WHAT IS NEEDED
Give only the number of lines that hold the word "content".

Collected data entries
▼▼▼
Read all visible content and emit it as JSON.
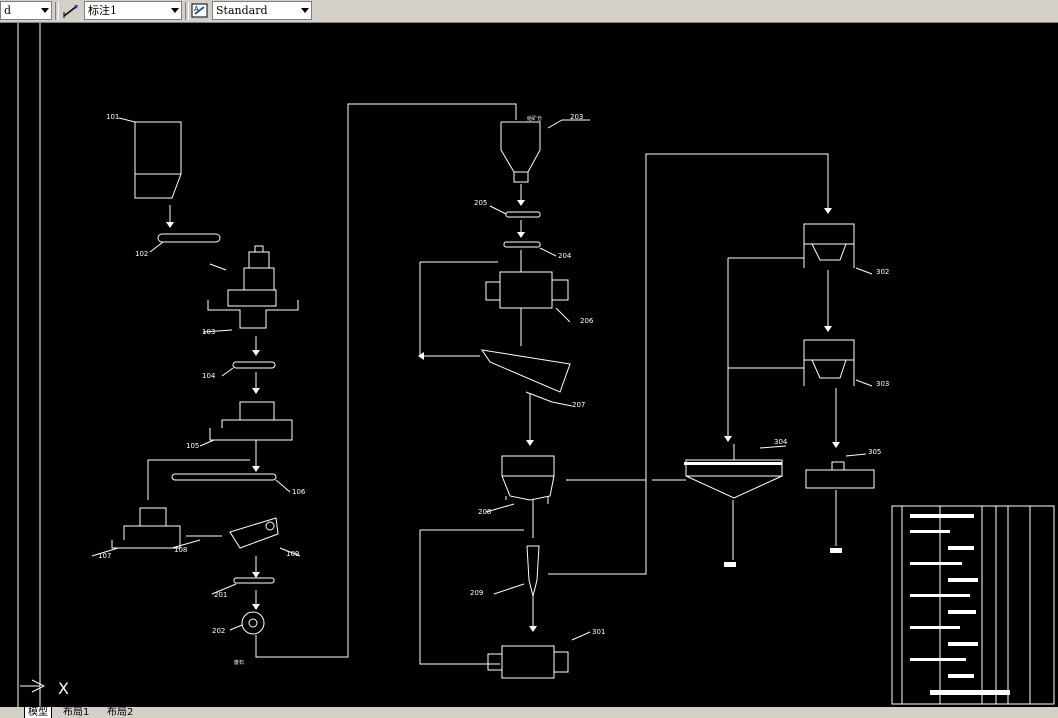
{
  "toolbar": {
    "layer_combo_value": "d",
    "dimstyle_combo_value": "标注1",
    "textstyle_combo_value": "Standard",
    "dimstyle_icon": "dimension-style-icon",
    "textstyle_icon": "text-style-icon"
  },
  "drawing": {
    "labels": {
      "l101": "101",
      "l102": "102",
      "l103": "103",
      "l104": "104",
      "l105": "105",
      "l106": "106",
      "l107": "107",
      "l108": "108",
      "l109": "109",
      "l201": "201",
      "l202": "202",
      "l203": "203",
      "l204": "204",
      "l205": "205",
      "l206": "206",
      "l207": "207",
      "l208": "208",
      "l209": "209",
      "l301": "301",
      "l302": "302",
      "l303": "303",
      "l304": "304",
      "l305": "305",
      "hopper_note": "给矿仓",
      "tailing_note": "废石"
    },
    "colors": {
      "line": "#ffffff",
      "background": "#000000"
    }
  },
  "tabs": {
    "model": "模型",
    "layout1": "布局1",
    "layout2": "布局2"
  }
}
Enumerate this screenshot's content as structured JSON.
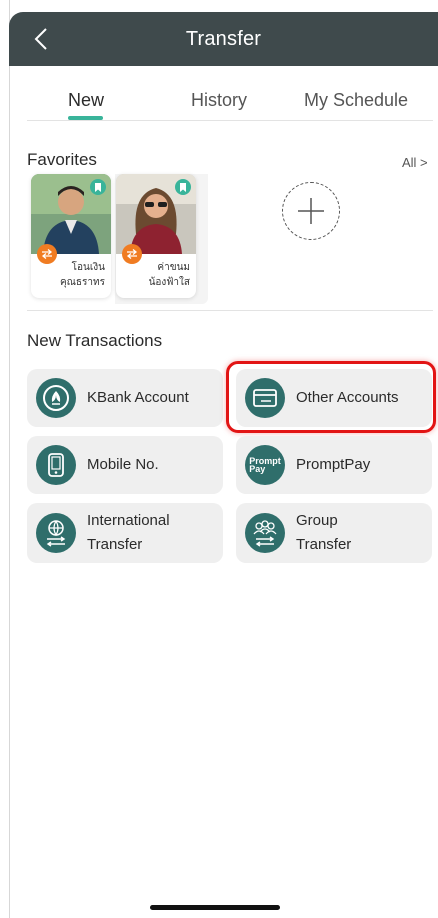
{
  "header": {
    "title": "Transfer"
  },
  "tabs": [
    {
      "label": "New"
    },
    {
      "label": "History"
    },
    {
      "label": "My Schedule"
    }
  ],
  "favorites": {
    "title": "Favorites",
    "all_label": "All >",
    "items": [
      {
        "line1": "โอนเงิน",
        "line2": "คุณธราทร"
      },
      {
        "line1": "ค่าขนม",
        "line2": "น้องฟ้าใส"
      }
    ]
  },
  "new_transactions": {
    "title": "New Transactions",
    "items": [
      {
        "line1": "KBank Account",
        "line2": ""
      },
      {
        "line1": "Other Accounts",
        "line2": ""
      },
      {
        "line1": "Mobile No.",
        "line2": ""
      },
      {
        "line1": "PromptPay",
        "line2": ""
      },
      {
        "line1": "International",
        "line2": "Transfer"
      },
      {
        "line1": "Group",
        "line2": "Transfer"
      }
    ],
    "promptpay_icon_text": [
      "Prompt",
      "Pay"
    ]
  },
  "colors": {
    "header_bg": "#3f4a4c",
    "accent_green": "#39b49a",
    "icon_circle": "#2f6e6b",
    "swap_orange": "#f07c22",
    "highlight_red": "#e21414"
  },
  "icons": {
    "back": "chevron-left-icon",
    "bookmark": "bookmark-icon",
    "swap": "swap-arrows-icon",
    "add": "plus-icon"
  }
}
▲▲▲
FINAL ANSWER
2